Given exercise
Copy verbatim the lines of the material from the line containing "wire C16 bend" through the line containing "svg-text:3: 3 — [550, 1578, 566, 1609]", both included.

Materials provided
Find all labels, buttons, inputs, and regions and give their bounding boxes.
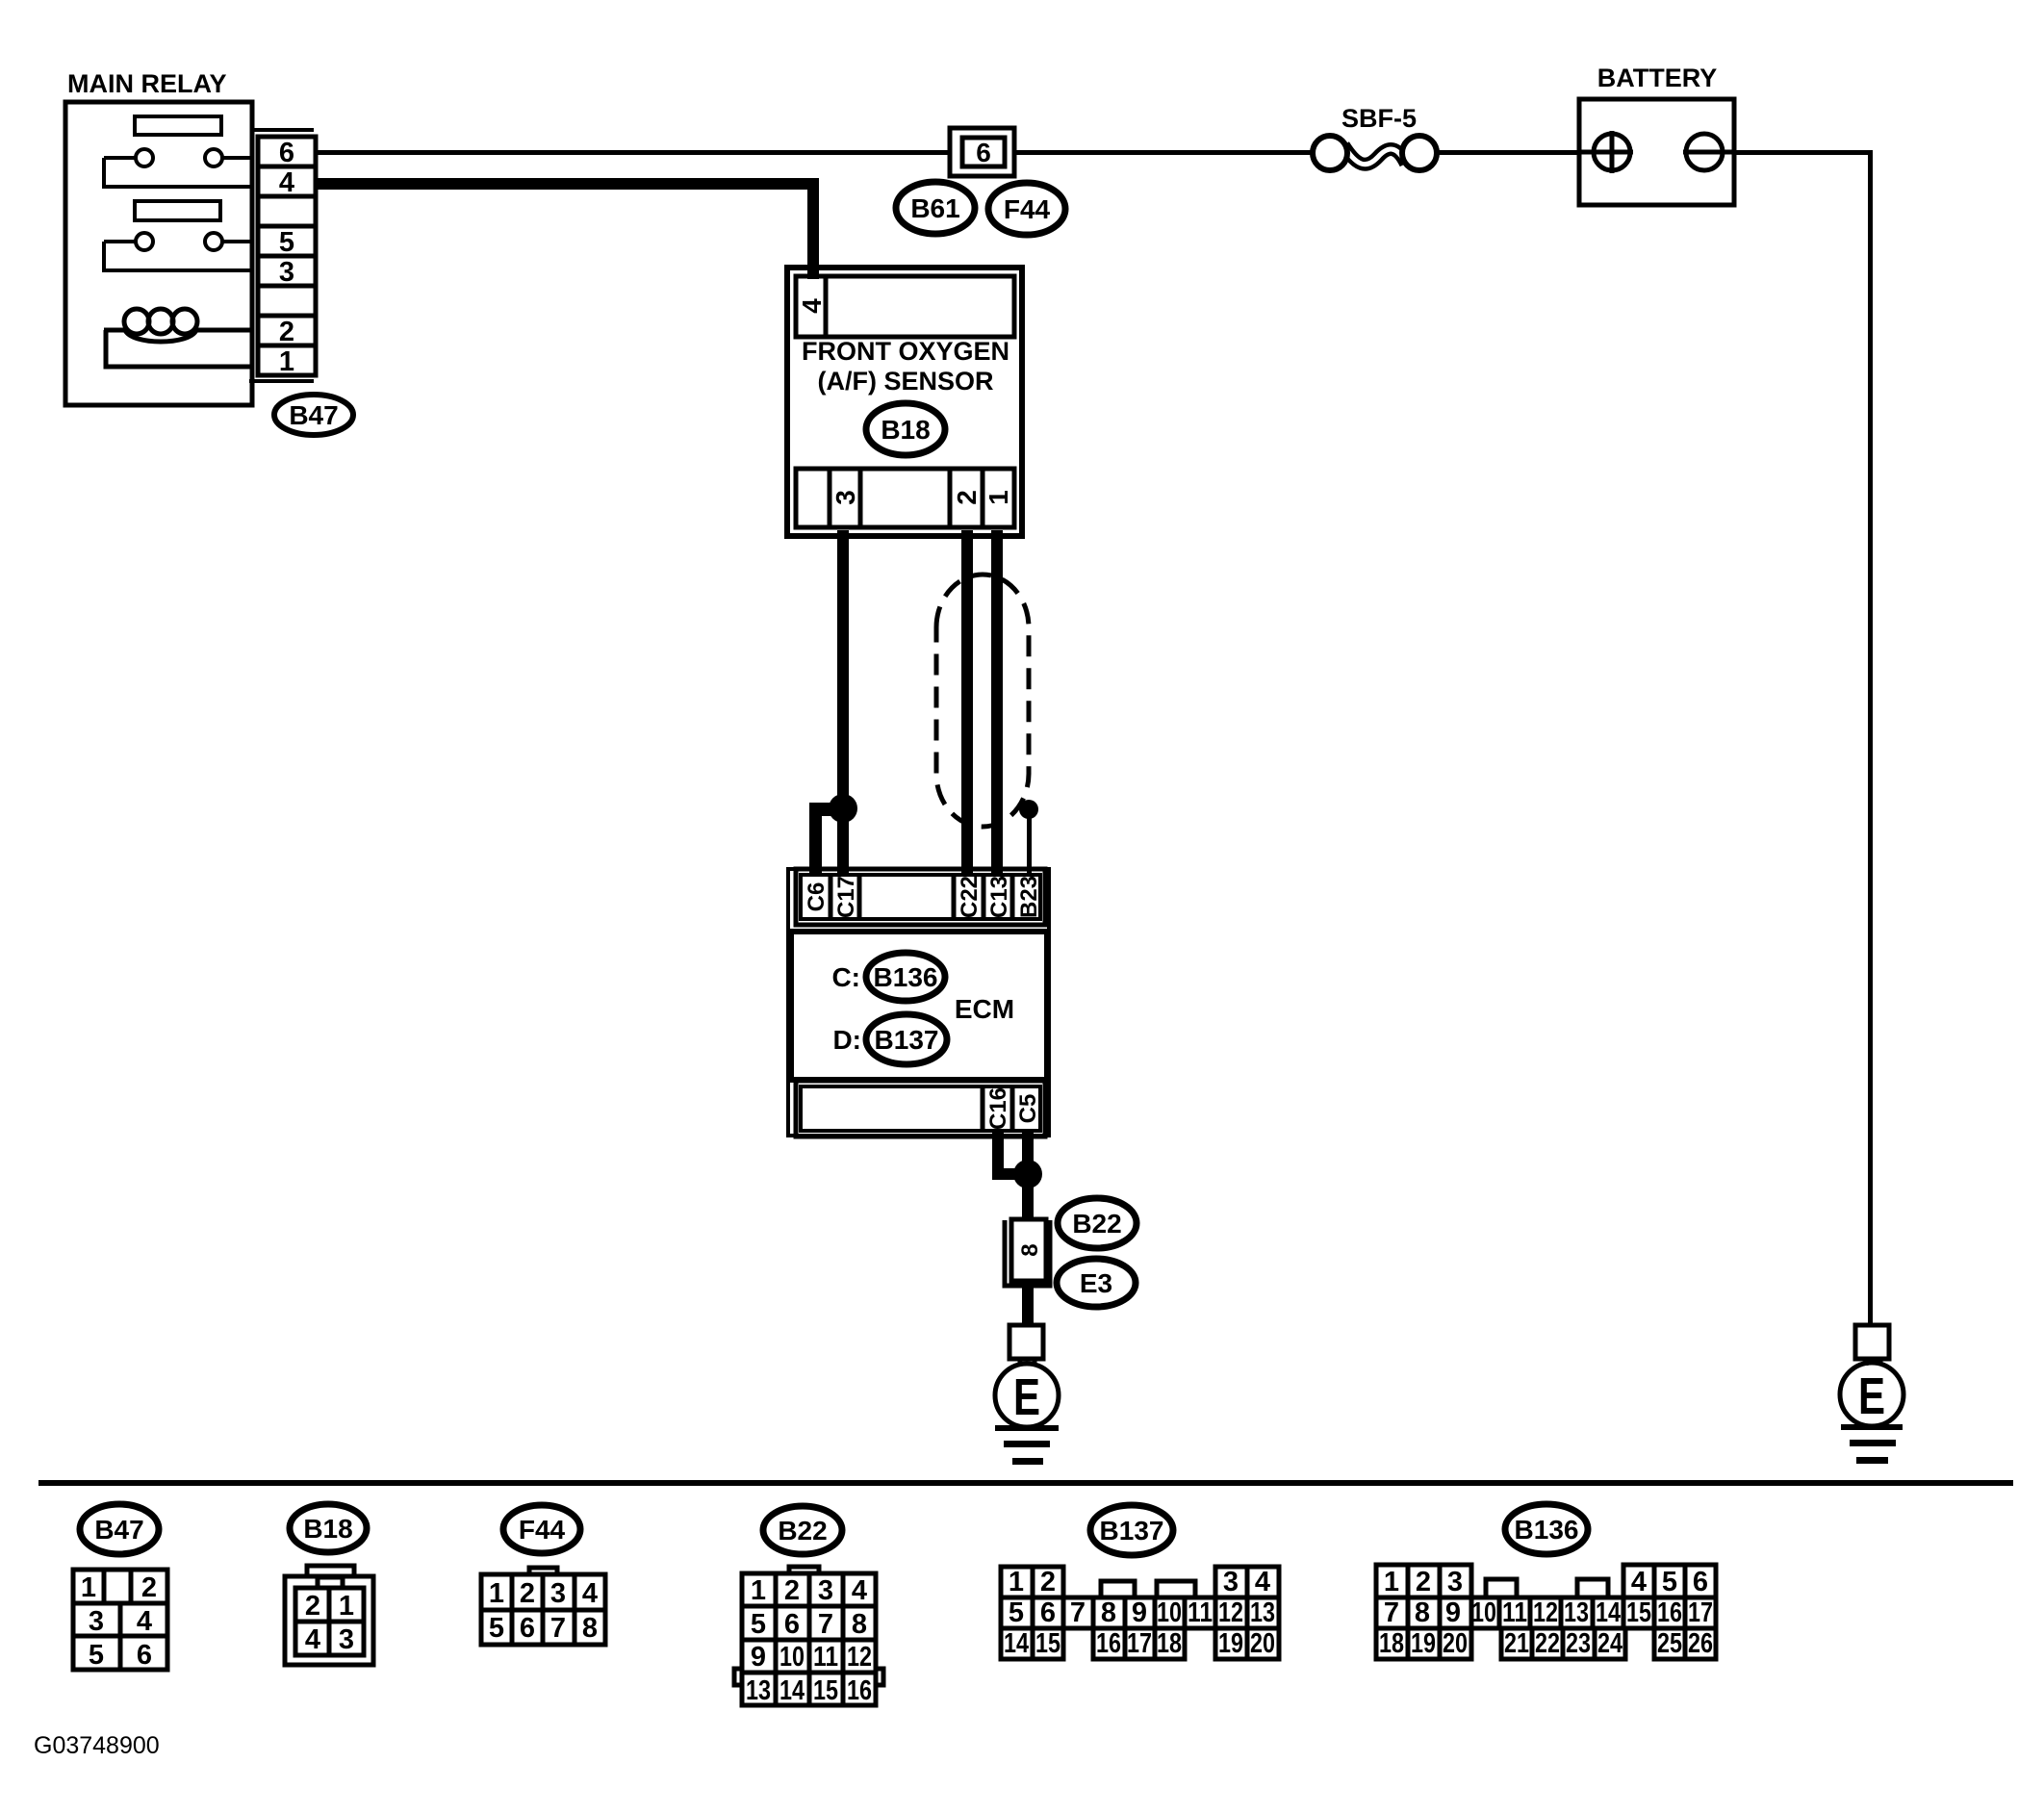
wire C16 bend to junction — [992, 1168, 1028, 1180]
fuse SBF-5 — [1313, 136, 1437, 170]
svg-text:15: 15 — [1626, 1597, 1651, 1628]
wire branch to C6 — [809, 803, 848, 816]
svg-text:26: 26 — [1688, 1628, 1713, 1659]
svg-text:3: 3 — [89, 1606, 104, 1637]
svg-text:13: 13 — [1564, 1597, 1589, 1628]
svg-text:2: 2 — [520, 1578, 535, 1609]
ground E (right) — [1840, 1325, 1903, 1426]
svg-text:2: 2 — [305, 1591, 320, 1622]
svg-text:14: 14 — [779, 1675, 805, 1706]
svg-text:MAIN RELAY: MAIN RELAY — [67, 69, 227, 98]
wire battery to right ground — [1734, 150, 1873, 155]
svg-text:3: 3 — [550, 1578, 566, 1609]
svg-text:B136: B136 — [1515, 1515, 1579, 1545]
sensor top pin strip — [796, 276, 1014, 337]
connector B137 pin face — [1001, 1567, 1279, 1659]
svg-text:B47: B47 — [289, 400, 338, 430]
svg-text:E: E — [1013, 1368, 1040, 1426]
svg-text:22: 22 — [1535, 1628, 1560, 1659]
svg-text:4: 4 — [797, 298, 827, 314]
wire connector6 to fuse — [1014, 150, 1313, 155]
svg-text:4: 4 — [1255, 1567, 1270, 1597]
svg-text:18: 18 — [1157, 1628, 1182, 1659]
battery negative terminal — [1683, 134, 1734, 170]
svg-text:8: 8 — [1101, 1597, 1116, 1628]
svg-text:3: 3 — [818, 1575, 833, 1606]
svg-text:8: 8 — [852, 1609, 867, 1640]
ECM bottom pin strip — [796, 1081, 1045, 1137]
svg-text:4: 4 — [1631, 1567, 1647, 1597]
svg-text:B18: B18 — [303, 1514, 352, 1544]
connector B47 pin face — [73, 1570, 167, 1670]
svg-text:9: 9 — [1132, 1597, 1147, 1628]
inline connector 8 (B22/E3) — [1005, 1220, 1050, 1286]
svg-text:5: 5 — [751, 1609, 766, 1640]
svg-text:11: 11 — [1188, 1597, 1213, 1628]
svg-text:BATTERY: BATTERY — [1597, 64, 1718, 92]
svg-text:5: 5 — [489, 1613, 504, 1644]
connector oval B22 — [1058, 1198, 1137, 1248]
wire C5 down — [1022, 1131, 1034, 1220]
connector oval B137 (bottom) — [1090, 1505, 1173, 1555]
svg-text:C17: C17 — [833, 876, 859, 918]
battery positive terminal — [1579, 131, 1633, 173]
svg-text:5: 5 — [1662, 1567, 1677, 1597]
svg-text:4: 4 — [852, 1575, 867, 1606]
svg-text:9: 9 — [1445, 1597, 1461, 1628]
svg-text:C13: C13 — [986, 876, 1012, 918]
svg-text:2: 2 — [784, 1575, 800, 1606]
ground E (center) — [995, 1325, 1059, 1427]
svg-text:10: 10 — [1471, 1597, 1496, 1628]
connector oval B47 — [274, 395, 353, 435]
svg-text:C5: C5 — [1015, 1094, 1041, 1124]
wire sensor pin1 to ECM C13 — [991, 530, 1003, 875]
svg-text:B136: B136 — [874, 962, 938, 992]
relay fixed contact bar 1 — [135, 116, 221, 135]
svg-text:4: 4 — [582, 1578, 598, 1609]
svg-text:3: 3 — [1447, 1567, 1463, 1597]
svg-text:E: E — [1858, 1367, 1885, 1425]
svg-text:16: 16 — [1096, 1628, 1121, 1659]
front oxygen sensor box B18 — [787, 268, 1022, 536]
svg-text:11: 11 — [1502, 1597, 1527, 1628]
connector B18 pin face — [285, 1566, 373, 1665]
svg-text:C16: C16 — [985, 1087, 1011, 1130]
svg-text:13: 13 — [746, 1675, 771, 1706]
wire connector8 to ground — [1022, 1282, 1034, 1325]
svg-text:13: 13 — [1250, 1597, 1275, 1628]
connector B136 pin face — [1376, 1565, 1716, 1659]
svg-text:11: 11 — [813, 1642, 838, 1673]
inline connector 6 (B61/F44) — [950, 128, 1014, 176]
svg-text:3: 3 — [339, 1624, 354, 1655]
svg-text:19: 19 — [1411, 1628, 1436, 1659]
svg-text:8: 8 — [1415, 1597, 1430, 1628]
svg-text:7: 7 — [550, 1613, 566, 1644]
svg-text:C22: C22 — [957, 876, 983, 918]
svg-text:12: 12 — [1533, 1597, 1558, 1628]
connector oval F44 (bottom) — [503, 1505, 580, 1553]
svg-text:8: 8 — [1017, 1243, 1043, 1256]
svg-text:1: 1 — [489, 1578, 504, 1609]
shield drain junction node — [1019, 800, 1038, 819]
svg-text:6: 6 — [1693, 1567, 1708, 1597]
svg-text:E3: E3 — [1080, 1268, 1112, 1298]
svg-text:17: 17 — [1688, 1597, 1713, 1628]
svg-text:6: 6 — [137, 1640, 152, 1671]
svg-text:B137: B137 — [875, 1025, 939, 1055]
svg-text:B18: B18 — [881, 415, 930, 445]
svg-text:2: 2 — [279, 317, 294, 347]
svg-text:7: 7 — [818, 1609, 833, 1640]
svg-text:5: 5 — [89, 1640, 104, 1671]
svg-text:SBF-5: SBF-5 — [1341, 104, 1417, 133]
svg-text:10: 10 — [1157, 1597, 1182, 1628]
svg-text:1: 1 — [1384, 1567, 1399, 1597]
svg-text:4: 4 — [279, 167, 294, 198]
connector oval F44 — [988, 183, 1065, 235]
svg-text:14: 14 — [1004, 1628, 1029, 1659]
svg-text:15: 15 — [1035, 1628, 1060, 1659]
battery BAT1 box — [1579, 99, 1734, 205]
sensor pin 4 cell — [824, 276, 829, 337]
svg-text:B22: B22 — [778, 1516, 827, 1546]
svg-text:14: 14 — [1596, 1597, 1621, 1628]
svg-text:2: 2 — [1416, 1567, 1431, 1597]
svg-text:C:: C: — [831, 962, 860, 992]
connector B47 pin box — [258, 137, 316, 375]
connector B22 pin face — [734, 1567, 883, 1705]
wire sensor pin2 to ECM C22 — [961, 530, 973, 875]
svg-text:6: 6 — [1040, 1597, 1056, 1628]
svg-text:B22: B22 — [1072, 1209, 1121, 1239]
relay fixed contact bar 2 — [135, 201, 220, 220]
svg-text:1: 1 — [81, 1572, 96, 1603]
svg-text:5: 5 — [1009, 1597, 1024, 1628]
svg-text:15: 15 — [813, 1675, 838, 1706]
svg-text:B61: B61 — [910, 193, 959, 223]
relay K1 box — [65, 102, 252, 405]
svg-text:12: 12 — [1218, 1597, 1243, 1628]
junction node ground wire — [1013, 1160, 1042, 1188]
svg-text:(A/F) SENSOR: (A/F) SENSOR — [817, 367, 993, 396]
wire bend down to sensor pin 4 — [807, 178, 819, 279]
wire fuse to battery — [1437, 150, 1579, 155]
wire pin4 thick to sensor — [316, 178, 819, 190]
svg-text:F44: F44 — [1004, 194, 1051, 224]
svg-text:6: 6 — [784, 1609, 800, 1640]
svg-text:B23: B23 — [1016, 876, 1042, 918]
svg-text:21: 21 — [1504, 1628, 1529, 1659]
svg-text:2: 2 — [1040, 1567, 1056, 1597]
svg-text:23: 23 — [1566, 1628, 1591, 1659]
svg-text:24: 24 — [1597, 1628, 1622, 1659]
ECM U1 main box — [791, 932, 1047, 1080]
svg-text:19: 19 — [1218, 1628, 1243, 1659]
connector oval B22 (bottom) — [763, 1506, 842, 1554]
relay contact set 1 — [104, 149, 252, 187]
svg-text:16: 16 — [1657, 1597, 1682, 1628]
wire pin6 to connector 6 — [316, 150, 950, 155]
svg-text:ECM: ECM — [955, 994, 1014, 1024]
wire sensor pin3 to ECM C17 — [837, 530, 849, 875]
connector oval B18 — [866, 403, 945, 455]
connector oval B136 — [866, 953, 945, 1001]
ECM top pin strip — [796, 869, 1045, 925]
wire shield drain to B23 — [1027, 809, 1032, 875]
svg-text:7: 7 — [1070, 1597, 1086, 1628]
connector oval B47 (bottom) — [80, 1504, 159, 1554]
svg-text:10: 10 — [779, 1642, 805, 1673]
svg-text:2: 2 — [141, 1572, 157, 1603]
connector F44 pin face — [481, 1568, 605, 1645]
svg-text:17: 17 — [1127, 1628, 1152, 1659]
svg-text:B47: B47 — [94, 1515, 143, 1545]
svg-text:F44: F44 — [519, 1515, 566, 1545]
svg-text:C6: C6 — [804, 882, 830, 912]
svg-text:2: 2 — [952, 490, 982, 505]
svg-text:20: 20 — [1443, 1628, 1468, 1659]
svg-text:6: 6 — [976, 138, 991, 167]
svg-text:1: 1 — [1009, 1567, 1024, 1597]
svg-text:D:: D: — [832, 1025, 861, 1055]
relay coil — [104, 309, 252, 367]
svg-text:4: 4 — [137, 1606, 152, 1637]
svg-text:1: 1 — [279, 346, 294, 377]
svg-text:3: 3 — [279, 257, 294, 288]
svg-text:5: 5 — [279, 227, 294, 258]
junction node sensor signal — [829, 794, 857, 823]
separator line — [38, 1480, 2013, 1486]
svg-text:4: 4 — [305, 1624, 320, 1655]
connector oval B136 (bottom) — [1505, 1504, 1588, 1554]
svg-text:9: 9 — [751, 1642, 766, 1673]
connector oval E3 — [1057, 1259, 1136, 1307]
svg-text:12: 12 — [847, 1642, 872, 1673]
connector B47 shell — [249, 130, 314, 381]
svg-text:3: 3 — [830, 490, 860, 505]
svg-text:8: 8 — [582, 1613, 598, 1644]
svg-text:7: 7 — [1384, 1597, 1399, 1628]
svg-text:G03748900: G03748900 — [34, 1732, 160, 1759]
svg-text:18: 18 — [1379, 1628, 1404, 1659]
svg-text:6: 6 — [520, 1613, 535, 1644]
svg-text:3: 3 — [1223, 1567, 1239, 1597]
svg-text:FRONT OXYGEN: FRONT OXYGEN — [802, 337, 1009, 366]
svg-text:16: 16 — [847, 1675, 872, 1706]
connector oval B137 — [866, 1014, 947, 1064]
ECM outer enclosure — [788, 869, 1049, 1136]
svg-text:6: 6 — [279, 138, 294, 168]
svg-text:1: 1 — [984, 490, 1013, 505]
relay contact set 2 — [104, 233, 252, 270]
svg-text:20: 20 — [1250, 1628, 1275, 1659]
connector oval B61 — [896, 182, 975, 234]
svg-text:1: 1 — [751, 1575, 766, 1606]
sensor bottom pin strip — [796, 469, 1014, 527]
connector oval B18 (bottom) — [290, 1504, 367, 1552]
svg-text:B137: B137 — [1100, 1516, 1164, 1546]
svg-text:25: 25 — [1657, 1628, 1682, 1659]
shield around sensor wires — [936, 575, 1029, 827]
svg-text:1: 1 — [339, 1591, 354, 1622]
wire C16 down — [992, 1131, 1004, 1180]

Result
wire C16 bend to junction — [992, 1168, 1028, 1180]
fuse SBF-5 — [1313, 136, 1437, 170]
svg-text:15: 15 — [1626, 1597, 1651, 1628]
wire branch to C6 — [809, 803, 848, 816]
svg-text:26: 26 — [1688, 1628, 1713, 1659]
svg-text:3: 3 — [89, 1606, 104, 1637]
svg-text:13: 13 — [1564, 1597, 1589, 1628]
svg-text:2: 2 — [520, 1578, 535, 1609]
ground E (right) — [1840, 1325, 1903, 1426]
svg-text:2: 2 — [305, 1591, 320, 1622]
svg-text:14: 14 — [779, 1675, 805, 1706]
svg-text:MAIN RELAY: MAIN RELAY — [67, 69, 227, 98]
wire battery to right ground — [1734, 150, 1873, 155]
svg-text:3: 3 — [550, 1578, 566, 1609]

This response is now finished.